[Stored dataset items]
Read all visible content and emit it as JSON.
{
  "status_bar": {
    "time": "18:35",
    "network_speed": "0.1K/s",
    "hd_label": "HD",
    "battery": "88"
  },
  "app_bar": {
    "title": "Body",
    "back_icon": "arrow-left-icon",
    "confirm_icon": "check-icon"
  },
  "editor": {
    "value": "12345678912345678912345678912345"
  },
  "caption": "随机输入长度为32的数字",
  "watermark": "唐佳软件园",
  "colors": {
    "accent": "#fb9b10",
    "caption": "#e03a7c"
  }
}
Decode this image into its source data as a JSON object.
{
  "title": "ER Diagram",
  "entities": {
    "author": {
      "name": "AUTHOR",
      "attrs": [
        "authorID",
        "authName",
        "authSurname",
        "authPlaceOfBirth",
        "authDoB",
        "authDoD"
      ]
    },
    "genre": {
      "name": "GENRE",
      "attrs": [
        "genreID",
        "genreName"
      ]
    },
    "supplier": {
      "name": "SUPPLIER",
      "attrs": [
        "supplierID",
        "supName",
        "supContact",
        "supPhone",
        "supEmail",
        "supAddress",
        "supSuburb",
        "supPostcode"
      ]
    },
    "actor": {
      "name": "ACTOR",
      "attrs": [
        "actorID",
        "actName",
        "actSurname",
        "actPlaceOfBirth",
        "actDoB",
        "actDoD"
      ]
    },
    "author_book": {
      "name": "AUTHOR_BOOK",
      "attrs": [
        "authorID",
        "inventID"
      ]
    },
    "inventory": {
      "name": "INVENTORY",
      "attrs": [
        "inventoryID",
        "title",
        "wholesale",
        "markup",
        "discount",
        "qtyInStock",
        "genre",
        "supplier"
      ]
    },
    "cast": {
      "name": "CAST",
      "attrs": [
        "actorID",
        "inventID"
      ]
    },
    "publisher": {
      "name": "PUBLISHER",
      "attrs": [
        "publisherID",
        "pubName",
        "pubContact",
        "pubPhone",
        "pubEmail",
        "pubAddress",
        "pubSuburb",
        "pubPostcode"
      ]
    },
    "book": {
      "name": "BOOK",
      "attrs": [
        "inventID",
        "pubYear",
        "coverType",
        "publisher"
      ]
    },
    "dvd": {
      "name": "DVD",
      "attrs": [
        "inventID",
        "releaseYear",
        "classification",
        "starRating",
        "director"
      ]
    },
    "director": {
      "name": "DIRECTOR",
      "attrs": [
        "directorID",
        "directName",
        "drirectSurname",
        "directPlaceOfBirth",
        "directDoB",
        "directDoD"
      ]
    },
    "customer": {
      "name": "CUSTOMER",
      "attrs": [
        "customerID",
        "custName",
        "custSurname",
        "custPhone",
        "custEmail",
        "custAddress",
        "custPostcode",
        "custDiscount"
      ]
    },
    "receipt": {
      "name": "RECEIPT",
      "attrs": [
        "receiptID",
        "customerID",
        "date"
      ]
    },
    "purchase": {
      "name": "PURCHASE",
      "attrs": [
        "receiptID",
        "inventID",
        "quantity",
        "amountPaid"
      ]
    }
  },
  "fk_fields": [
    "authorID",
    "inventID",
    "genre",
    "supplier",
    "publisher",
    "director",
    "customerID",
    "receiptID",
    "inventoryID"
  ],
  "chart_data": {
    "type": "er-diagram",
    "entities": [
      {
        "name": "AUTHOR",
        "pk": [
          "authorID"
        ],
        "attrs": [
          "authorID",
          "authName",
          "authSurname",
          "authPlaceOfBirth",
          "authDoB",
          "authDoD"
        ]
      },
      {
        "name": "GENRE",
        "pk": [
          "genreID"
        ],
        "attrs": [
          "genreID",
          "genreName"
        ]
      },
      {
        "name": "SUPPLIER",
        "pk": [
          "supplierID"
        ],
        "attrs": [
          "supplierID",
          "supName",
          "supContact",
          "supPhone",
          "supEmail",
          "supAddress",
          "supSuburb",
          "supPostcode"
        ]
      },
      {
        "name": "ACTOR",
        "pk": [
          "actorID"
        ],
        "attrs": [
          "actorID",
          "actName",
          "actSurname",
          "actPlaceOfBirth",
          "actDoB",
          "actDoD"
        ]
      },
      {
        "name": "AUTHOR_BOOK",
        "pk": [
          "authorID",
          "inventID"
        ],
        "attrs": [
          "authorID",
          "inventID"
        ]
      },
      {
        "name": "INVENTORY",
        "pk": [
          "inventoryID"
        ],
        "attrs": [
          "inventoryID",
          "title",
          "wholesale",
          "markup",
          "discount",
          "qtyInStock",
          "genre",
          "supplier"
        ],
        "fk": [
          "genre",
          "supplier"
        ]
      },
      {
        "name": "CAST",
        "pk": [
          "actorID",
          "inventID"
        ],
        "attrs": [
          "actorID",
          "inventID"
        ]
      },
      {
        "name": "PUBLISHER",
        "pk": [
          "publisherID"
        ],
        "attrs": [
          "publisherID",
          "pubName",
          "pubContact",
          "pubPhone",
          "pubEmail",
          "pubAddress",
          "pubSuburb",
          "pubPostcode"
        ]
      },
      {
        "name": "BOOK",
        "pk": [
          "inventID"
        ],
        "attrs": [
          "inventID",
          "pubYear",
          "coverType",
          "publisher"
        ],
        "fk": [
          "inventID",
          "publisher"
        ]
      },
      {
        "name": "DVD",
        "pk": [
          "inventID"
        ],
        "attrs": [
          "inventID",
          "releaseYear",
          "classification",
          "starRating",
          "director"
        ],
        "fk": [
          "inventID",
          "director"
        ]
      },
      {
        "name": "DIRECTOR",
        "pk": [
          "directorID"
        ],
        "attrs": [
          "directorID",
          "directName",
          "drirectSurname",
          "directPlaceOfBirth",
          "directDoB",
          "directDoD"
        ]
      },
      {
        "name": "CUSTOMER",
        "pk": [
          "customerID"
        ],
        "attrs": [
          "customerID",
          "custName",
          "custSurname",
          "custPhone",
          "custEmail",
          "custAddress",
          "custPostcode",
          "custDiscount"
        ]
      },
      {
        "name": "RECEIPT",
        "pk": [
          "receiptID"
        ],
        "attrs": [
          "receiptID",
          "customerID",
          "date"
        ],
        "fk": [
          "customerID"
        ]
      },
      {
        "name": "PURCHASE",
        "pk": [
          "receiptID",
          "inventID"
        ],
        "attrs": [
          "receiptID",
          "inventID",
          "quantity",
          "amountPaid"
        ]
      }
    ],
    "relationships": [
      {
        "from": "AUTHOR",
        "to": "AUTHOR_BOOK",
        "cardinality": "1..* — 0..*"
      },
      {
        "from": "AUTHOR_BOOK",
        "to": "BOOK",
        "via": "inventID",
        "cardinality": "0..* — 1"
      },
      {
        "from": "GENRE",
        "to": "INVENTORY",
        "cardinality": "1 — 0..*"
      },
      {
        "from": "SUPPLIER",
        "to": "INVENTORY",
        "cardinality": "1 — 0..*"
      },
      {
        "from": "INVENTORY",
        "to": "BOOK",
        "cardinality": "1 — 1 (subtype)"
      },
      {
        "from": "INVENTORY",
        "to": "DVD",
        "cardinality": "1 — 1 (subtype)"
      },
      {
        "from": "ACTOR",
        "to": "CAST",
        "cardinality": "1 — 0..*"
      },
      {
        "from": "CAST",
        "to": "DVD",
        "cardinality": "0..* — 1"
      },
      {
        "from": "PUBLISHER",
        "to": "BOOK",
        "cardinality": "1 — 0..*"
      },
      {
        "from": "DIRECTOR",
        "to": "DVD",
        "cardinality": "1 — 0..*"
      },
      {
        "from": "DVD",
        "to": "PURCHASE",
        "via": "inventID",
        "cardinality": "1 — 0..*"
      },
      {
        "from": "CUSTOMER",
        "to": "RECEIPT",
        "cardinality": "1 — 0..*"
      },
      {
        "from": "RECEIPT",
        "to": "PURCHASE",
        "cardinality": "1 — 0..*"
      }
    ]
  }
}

- Requirement -
Repeat each record in full; every line must match exactly.

- Solution to the exercise -
Read all visible content and emit it as JSON.
{
  "status_bar": {
    "time": "18:35",
    "network_speed": "0.1K/s",
    "hd_label": "HD",
    "battery": "88"
  },
  "app_bar": {
    "title": "Body",
    "back_icon": "arrow-left-icon",
    "confirm_icon": "check-icon"
  },
  "editor": {
    "value": "12345678912345678912345678912345"
  },
  "caption": "随机输入长度为32的数字",
  "watermark": "唐佳软件园",
  "colors": {
    "accent": "#fb9b10",
    "caption": "#e03a7c"
  }
}
Decode this image into its source data as a JSON object.
{
  "title": "ER Diagram",
  "entities": {
    "author": {
      "name": "AUTHOR",
      "attrs": [
        "authorID",
        "authName",
        "authSurname",
        "authPlaceOfBirth",
        "authDoB",
        "authDoD"
      ]
    },
    "genre": {
      "name": "GENRE",
      "attrs": [
        "genreID",
        "genreName"
      ]
    },
    "supplier": {
      "name": "SUPPLIER",
      "attrs": [
        "supplierID",
        "supName",
        "supContact",
        "supPhone",
        "supEmail",
        "supAddress",
        "supSuburb",
        "supPostcode"
      ]
    },
    "actor": {
      "name": "ACTOR",
      "attrs": [
        "actorID",
        "actName",
        "actSurname",
        "actPlaceOfBirth",
        "actDoB",
        "actDoD"
      ]
    },
    "author_book": {
      "name": "AUTHOR_BOOK",
      "attrs": [
        "authorID",
        "inventID"
      ]
    },
    "inventory": {
      "name": "INVENTORY",
      "attrs": [
        "inventoryID",
        "title",
        "wholesale",
        "markup",
        "discount",
        "qtyInStock",
        "genre",
        "supplier"
      ]
    },
    "cast": {
      "name": "CAST",
      "attrs": [
        "actorID",
        "inventID"
      ]
    },
    "publisher": {
      "name": "PUBLISHER",
      "attrs": [
        "publisherID",
        "pubName",
        "pubContact",
        "pubPhone",
        "pubEmail",
        "pubAddress",
        "pubSuburb",
        "pubPostcode"
      ]
    },
    "book": {
      "name": "BOOK",
      "attrs": [
        "inventID",
        "pubYear",
        "coverType",
        "publisher"
      ]
    },
    "dvd": {
      "name": "DVD",
      "attrs": [
        "inventID",
        "releaseYear",
        "classification",
        "starRating",
        "director"
      ]
    },
    "director": {
      "name": "DIRECTOR",
      "attrs": [
        "directorID",
        "directName",
        "drirectSurname",
        "directPlaceOfBirth",
        "directDoB",
        "directDoD"
      ]
    },
    "customer": {
      "name": "CUSTOMER",
      "attrs": [
        "customerID",
        "custName",
        "custSurname",
        "custPhone",
        "custEmail",
        "custAddress",
        "custPostcode",
        "custDiscount"
      ]
    },
    "receipt": {
      "name": "RECEIPT",
      "attrs": [
        "receiptID",
        "customerID",
        "date"
      ]
    },
    "purchase": {
      "name": "PURCHASE",
      "attrs": [
        "receiptID",
        "inventID",
        "quantity",
        "amountPaid"
      ]
    }
  },
  "fk_fields": [
    "authorID",
    "inventID",
    "genre",
    "supplier",
    "publisher",
    "director",
    "customerID",
    "receiptID",
    "inventoryID"
  ],
  "chart_data": {
    "type": "er-diagram",
    "entities": [
      {
        "name": "AUTHOR",
        "pk": [
          "authorID"
        ],
        "attrs": [
          "authorID",
          "authName",
          "authSurname",
          "authPlaceOfBirth",
          "authDoB",
          "authDoD"
        ]
      },
      {
        "name": "GENRE",
        "pk": [
          "genreID"
        ],
        "attrs": [
          "genreID",
          "genreName"
        ]
      },
      {
        "name": "SUPPLIER",
        "pk": [
          "supplierID"
        ],
        "attrs": [
          "supplierID",
          "supName",
          "supContact",
          "supPhone",
          "supEmail",
          "supAddress",
          "supSuburb",
          "supPostcode"
        ]
      },
      {
        "name": "ACTOR",
        "pk": [
          "actorID"
        ],
        "attrs": [
          "actorID",
          "actName",
          "actSurname",
          "actPlaceOfBirth",
          "actDoB",
          "actDoD"
        ]
      },
      {
        "name": "AUTHOR_BOOK",
        "pk": [
          "authorID",
          "inventID"
        ],
        "attrs": [
          "authorID",
          "inventID"
        ]
      },
      {
        "name": "INVENTORY",
        "pk": [
          "inventoryID"
        ],
        "attrs": [
          "inventoryID",
          "title",
          "wholesale",
          "markup",
          "discount",
          "qtyInStock",
          "genre",
          "supplier"
        ],
        "fk": [
          "genre",
          "supplier"
        ]
      },
      {
        "name": "CAST",
        "pk": [
          "actorID",
          "inventID"
        ],
        "attrs": [
          "actorID",
          "inventID"
        ]
      },
      {
        "name": "PUBLISHER",
        "pk": [
          "publisherID"
        ],
        "attrs": [
          "publisherID",
          "pubName",
          "pubContact",
          "pubPhone",
          "pubEmail",
          "pubAddress",
          "pubSuburb",
          "pubPostcode"
        ]
      },
      {
        "name": "BOOK",
        "pk": [
          "inventID"
        ],
        "attrs": [
          "inventID",
          "pubYear",
          "coverType",
          "publisher"
        ],
        "fk": [
          "inventID",
          "publisher"
        ]
      },
      {
        "name": "DVD",
        "pk": [
          "inventID"
        ],
        "attrs": [
          "inventID",
          "releaseYear",
          "classification",
          "starRating",
          "director"
        ],
        "fk": [
          "inventID",
          "director"
        ]
      },
      {
        "name": "DIRECTOR",
        "pk": [
          "directorID"
        ],
        "attrs": [
          "directorID",
          "directName",
          "drirectSurname",
          "directPlaceOfBirth",
          "directDoB",
          "directDoD"
        ]
      },
      {
        "name": "CUSTOMER",
        "pk": [
          "customerID"
        ],
        "attrs": [
          "customerID",
          "custName",
          "custSurname",
          "custPhone",
          "custEmail",
          "custAddress",
          "custPostcode",
          "custDiscount"
        ]
      },
      {
        "name": "RECEIPT",
        "pk": [
          "receiptID"
        ],
        "attrs": [
          "receiptID",
          "customerID",
          "date"
        ],
        "fk": [
          "customerID"
        ]
      },
      {
        "name": "PURCHASE",
        "pk": [
          "receiptID",
          "inventID"
        ],
        "attrs": [
          "receiptID",
          "inventID",
          "quantity",
          "amountPaid"
        ]
      }
    ],
    "relationships": [
      {
        "from": "AUTHOR",
        "to": "AUTHOR_BOOK",
        "cardinality": "1..* — 0..*"
      },
      {
        "from": "AUTHOR_BOOK",
        "to": "BOOK",
        "via": "inventID",
        "cardinality": "0..* — 1"
      },
      {
        "from": "GENRE",
        "to": "INVENTORY",
        "cardinality": "1 — 0..*"
      },
      {
        "from": "SUPPLIER",
        "to": "INVENTORY",
        "cardinality": "1 — 0..*"
      },
      {
        "from": "INVENTORY",
        "to": "BOOK",
        "cardinality": "1 — 1 (subtype)"
      },
      {
        "from": "INVENTORY",
        "to": "DVD",
        "cardinality": "1 — 1 (subtype)"
      },
      {
        "from": "ACTOR",
        "to": "CAST",
        "cardinality": "1 — 0..*"
      },
      {
        "from": "CAST",
        "to": "DVD",
        "cardinality": "0..* — 1"
      },
      {
        "from": "PUBLISHER",
        "to": "BOOK",
        "cardinality": "1 — 0..*"
      },
      {
        "from": "DIRECTOR",
        "to": "DVD",
        "cardinality": "1 — 0..*"
      },
      {
        "from": "DVD",
        "to": "PURCHASE",
        "via": "inventID",
        "cardinality": "1 — 0..*"
      },
      {
        "from": "CUSTOMER",
        "to": "RECEIPT",
        "cardinality": "1 — 0..*"
      },
      {
        "from": "RECEIPT",
        "to": "PURCHASE",
        "cardinality": "1 — 0..*"
      }
    ]
  }
}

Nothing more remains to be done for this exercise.